• [Figure contents as structured data]
---*---
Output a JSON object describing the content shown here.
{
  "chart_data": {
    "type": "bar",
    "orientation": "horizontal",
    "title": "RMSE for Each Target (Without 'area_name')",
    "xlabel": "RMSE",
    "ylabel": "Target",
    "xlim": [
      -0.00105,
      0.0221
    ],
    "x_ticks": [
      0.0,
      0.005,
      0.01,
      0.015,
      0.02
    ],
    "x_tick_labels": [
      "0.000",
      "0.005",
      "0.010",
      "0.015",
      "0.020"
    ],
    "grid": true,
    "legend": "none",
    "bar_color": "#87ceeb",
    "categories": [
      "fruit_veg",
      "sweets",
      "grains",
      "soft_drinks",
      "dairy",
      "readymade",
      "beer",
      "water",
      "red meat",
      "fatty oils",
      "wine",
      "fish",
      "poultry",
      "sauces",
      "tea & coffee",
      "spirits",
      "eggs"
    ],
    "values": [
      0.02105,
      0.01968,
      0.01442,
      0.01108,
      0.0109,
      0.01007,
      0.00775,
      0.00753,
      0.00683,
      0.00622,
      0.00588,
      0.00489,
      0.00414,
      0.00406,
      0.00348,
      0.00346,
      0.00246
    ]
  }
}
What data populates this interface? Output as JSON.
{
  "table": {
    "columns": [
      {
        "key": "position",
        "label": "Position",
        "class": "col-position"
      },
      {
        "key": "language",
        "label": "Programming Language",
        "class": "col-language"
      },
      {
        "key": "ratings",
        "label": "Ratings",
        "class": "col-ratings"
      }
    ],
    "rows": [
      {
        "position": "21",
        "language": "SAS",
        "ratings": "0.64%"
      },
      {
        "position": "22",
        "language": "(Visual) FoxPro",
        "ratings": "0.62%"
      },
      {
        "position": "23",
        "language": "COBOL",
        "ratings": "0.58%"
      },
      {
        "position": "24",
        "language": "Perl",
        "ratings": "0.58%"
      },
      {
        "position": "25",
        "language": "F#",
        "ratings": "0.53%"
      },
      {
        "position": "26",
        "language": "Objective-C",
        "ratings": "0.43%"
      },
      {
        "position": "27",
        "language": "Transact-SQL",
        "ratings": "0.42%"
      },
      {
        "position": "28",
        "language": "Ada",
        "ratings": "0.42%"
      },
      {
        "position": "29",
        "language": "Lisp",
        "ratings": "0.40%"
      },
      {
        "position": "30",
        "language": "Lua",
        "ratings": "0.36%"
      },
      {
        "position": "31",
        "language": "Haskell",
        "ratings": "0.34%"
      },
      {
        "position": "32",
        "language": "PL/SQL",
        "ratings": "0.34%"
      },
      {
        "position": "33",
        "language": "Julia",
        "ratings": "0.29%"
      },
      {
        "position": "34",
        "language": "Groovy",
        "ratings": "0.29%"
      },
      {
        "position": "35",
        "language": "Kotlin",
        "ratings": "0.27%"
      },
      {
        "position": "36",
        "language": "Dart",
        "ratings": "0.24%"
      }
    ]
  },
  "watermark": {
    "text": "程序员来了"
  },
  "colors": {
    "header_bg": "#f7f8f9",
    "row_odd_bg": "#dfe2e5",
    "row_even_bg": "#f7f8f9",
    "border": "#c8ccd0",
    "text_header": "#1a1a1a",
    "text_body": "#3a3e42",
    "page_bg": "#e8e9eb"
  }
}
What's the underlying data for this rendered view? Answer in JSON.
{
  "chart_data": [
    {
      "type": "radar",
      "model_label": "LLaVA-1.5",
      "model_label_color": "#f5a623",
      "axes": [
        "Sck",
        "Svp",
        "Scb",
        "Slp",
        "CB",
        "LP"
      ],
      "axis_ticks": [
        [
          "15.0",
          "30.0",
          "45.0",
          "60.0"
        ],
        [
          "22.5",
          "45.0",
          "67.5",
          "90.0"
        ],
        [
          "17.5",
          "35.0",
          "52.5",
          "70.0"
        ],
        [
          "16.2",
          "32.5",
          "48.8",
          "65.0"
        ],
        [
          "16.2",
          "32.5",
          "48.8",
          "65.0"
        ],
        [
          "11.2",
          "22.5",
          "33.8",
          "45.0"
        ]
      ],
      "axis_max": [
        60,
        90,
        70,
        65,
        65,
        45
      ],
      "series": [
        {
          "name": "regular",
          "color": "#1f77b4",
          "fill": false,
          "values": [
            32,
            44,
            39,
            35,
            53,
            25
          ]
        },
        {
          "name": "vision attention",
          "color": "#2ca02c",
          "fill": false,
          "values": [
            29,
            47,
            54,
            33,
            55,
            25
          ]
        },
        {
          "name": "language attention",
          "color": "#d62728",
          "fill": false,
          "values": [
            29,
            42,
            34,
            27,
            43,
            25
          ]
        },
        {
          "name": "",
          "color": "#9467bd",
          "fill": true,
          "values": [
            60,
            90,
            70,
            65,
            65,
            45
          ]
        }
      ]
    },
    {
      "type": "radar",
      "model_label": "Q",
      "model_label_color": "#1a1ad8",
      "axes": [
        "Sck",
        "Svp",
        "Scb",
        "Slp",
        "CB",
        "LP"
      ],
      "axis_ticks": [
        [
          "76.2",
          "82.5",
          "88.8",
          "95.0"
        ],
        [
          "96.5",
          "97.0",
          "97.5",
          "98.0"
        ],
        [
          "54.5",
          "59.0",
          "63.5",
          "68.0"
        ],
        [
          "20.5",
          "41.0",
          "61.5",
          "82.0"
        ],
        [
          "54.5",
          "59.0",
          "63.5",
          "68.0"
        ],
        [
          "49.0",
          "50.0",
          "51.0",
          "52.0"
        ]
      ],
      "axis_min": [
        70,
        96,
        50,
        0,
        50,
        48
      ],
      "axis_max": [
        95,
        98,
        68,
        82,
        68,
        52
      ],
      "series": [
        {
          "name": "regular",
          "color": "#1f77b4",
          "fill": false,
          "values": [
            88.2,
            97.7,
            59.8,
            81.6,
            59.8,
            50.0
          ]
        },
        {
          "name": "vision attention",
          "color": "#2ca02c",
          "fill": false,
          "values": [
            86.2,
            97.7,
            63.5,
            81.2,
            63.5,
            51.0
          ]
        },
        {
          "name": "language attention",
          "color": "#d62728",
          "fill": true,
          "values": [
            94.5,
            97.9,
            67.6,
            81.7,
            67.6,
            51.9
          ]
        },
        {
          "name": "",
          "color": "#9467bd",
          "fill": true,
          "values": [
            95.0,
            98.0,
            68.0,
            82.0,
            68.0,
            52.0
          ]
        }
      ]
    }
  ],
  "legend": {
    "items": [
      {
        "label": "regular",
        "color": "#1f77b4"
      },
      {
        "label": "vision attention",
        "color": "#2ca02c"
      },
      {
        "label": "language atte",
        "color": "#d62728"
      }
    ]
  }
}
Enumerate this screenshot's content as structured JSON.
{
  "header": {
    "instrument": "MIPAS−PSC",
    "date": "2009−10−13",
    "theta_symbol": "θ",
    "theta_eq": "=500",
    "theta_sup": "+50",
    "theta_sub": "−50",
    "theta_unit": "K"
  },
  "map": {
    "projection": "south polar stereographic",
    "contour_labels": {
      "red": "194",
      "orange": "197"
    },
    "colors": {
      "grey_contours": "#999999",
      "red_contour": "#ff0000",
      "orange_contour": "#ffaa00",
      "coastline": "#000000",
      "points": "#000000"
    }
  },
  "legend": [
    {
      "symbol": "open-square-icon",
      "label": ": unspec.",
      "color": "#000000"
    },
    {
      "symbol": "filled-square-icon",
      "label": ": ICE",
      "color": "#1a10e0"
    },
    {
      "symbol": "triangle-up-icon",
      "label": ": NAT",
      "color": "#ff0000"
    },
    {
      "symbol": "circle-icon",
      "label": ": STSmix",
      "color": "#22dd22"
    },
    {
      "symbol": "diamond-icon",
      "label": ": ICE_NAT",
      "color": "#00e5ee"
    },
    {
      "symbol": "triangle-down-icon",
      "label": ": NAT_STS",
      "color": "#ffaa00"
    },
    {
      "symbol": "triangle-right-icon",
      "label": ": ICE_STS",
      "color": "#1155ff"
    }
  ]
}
---*---
• [Objective] Give back exactly the lines from the line containing "Enumerate this screenshot's" to the end of the entries, and no other lines.

• [Result of the task]
Enumerate this screenshot's content as structured JSON.
{
  "header": {
    "instrument": "MIPAS−PSC",
    "date": "2009−10−13",
    "theta_symbol": "θ",
    "theta_eq": "=500",
    "theta_sup": "+50",
    "theta_sub": "−50",
    "theta_unit": "K"
  },
  "map": {
    "projection": "south polar stereographic",
    "contour_labels": {
      "red": "194",
      "orange": "197"
    },
    "colors": {
      "grey_contours": "#999999",
      "red_contour": "#ff0000",
      "orange_contour": "#ffaa00",
      "coastline": "#000000",
      "points": "#000000"
    }
  },
  "legend": [
    {
      "symbol": "open-square-icon",
      "label": ": unspec.",
      "color": "#000000"
    },
    {
      "symbol": "filled-square-icon",
      "label": ": ICE",
      "color": "#1a10e0"
    },
    {
      "symbol": "triangle-up-icon",
      "label": ": NAT",
      "color": "#ff0000"
    },
    {
      "symbol": "circle-icon",
      "label": ": STSmix",
      "color": "#22dd22"
    },
    {
      "symbol": "diamond-icon",
      "label": ": ICE_NAT",
      "color": "#00e5ee"
    },
    {
      "symbol": "triangle-down-icon",
      "label": ": NAT_STS",
      "color": "#ffaa00"
    },
    {
      "symbol": "triangle-right-icon",
      "label": ": ICE_STS",
      "color": "#1155ff"
    }
  ]
}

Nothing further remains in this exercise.